TASK TO COMPLETE »
Set down the full listing exactly, character for character.

** START SUPPLIED DATA **

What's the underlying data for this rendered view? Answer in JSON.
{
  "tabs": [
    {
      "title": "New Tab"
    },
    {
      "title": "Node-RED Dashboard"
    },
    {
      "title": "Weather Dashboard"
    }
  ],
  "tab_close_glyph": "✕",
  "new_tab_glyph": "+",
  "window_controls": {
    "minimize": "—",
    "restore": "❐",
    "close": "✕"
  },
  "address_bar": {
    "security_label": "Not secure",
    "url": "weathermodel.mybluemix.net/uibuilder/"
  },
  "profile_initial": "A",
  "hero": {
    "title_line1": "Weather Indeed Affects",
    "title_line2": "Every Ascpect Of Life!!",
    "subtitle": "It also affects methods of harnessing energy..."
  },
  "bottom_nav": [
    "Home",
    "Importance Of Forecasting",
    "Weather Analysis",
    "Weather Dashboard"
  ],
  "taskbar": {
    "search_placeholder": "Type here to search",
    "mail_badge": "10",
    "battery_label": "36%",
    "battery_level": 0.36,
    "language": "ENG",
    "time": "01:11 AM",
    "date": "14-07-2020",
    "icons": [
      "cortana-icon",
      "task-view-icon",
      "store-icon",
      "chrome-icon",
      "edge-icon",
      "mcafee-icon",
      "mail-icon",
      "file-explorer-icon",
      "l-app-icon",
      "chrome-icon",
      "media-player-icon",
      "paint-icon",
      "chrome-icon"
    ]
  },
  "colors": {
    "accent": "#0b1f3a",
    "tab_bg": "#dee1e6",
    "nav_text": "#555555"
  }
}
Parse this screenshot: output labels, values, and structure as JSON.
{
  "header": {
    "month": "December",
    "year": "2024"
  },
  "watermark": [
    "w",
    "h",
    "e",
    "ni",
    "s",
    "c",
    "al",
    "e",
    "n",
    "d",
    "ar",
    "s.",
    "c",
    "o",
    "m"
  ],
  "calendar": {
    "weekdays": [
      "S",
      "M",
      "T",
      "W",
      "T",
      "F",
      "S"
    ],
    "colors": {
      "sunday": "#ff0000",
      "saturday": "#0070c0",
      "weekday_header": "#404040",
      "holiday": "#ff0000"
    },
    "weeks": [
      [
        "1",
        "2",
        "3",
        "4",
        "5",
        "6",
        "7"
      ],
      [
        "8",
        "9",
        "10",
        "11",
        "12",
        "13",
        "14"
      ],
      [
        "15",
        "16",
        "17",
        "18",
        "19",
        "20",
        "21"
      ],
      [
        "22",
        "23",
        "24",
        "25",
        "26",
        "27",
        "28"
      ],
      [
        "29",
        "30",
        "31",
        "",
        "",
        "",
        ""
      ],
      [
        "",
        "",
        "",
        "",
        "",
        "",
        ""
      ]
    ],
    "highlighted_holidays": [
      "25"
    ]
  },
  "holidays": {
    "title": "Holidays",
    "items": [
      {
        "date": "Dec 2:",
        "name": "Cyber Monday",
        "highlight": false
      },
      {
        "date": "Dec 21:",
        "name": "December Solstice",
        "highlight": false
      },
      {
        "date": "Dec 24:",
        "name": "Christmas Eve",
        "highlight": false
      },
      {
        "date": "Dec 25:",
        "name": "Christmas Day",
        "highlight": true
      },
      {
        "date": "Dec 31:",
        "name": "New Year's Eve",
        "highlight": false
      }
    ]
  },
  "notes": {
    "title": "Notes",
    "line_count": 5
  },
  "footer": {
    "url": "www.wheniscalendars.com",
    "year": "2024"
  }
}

** END SUPPLIED DATA **

ANSWER »
What's the underlying data for this rendered view? Answer in JSON.
{
  "tabs": [
    {
      "title": "New Tab"
    },
    {
      "title": "Node-RED Dashboard"
    },
    {
      "title": "Weather Dashboard"
    }
  ],
  "tab_close_glyph": "✕",
  "new_tab_glyph": "+",
  "window_controls": {
    "minimize": "—",
    "restore": "❐",
    "close": "✕"
  },
  "address_bar": {
    "security_label": "Not secure",
    "url": "weathermodel.mybluemix.net/uibuilder/"
  },
  "profile_initial": "A",
  "hero": {
    "title_line1": "Weather Indeed Affects",
    "title_line2": "Every Ascpect Of Life!!",
    "subtitle": "It also affects methods of harnessing energy..."
  },
  "bottom_nav": [
    "Home",
    "Importance Of Forecasting",
    "Weather Analysis",
    "Weather Dashboard"
  ],
  "taskbar": {
    "search_placeholder": "Type here to search",
    "mail_badge": "10",
    "battery_label": "36%",
    "battery_level": 0.36,
    "language": "ENG",
    "time": "01:11 AM",
    "date": "14-07-2020",
    "icons": [
      "cortana-icon",
      "task-view-icon",
      "store-icon",
      "chrome-icon",
      "edge-icon",
      "mcafee-icon",
      "mail-icon",
      "file-explorer-icon",
      "l-app-icon",
      "chrome-icon",
      "media-player-icon",
      "paint-icon",
      "chrome-icon"
    ]
  },
  "colors": {
    "accent": "#0b1f3a",
    "tab_bg": "#dee1e6",
    "nav_text": "#555555"
  }
}
Parse this screenshot: output labels, values, and structure as JSON.
{
  "header": {
    "month": "December",
    "year": "2024"
  },
  "watermark": [
    "w",
    "h",
    "e",
    "ni",
    "s",
    "c",
    "al",
    "e",
    "n",
    "d",
    "ar",
    "s.",
    "c",
    "o",
    "m"
  ],
  "calendar": {
    "weekdays": [
      "S",
      "M",
      "T",
      "W",
      "T",
      "F",
      "S"
    ],
    "colors": {
      "sunday": "#ff0000",
      "saturday": "#0070c0",
      "weekday_header": "#404040",
      "holiday": "#ff0000"
    },
    "weeks": [
      [
        "1",
        "2",
        "3",
        "4",
        "5",
        "6",
        "7"
      ],
      [
        "8",
        "9",
        "10",
        "11",
        "12",
        "13",
        "14"
      ],
      [
        "15",
        "16",
        "17",
        "18",
        "19",
        "20",
        "21"
      ],
      [
        "22",
        "23",
        "24",
        "25",
        "26",
        "27",
        "28"
      ],
      [
        "29",
        "30",
        "31",
        "",
        "",
        "",
        ""
      ],
      [
        "",
        "",
        "",
        "",
        "",
        "",
        ""
      ]
    ],
    "highlighted_holidays": [
      "25"
    ]
  },
  "holidays": {
    "title": "Holidays",
    "items": [
      {
        "date": "Dec 2:",
        "name": "Cyber Monday",
        "highlight": false
      },
      {
        "date": "Dec 21:",
        "name": "December Solstice",
        "highlight": false
      },
      {
        "date": "Dec 24:",
        "name": "Christmas Eve",
        "highlight": false
      },
      {
        "date": "Dec 25:",
        "name": "Christmas Day",
        "highlight": true
      },
      {
        "date": "Dec 31:",
        "name": "New Year's Eve",
        "highlight": false
      }
    ]
  },
  "notes": {
    "title": "Notes",
    "line_count": 5
  },
  "footer": {
    "url": "www.wheniscalendars.com",
    "year": "2024"
  }
}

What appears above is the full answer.